Scan the lines below for the string "Median" and copy every one that has it.

• _RECORD SET_
## Start

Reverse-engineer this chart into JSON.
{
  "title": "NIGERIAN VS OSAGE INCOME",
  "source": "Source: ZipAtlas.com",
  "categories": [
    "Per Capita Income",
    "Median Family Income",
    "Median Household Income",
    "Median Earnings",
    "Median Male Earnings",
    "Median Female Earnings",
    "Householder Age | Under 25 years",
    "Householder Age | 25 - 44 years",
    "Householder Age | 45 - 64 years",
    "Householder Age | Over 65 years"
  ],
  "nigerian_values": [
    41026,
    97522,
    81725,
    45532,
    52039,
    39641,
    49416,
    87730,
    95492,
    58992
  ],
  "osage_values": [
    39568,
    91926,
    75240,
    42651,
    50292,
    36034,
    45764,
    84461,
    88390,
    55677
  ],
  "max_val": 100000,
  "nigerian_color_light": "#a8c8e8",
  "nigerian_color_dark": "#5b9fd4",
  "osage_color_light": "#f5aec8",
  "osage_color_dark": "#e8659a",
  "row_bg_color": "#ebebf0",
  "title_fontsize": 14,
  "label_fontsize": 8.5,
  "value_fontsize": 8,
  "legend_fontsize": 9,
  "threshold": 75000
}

## End
## Start

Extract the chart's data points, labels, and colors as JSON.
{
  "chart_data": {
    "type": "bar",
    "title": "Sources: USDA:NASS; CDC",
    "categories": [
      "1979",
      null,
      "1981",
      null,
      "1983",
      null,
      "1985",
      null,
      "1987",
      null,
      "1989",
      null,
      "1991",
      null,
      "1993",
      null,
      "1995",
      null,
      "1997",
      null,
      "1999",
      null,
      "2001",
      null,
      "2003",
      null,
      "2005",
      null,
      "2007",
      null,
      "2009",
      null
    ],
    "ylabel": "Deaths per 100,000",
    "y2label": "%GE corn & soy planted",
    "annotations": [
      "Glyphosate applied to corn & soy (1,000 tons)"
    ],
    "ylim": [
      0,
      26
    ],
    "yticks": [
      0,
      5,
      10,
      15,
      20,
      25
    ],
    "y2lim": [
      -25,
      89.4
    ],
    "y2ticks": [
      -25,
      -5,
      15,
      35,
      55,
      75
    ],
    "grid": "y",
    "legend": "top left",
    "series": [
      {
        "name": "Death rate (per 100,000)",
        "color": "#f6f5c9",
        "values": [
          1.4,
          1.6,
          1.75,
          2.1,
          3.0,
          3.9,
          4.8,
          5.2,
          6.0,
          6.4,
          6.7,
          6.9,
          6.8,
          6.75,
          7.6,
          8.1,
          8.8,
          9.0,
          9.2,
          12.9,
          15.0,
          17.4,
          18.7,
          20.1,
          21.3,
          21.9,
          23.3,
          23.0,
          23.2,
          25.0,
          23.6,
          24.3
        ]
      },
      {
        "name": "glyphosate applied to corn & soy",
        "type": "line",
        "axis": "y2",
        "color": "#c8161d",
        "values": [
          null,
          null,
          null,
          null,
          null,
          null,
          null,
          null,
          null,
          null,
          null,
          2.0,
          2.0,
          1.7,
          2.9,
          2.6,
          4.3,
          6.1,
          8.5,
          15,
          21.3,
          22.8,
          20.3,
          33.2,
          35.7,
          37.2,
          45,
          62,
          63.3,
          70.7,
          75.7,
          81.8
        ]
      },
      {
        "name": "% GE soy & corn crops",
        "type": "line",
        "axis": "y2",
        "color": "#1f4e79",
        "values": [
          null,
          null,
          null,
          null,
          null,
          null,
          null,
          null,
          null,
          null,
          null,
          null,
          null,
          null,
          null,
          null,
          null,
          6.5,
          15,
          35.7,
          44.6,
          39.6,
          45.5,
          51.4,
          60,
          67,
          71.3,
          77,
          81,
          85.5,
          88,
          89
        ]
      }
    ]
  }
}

## End

• _FINISHED TASK_
    "Median Family Income",
    "Median Household Income",
    "Median Earnings",
    "Median Male Earnings",
    "Median Female Earnings",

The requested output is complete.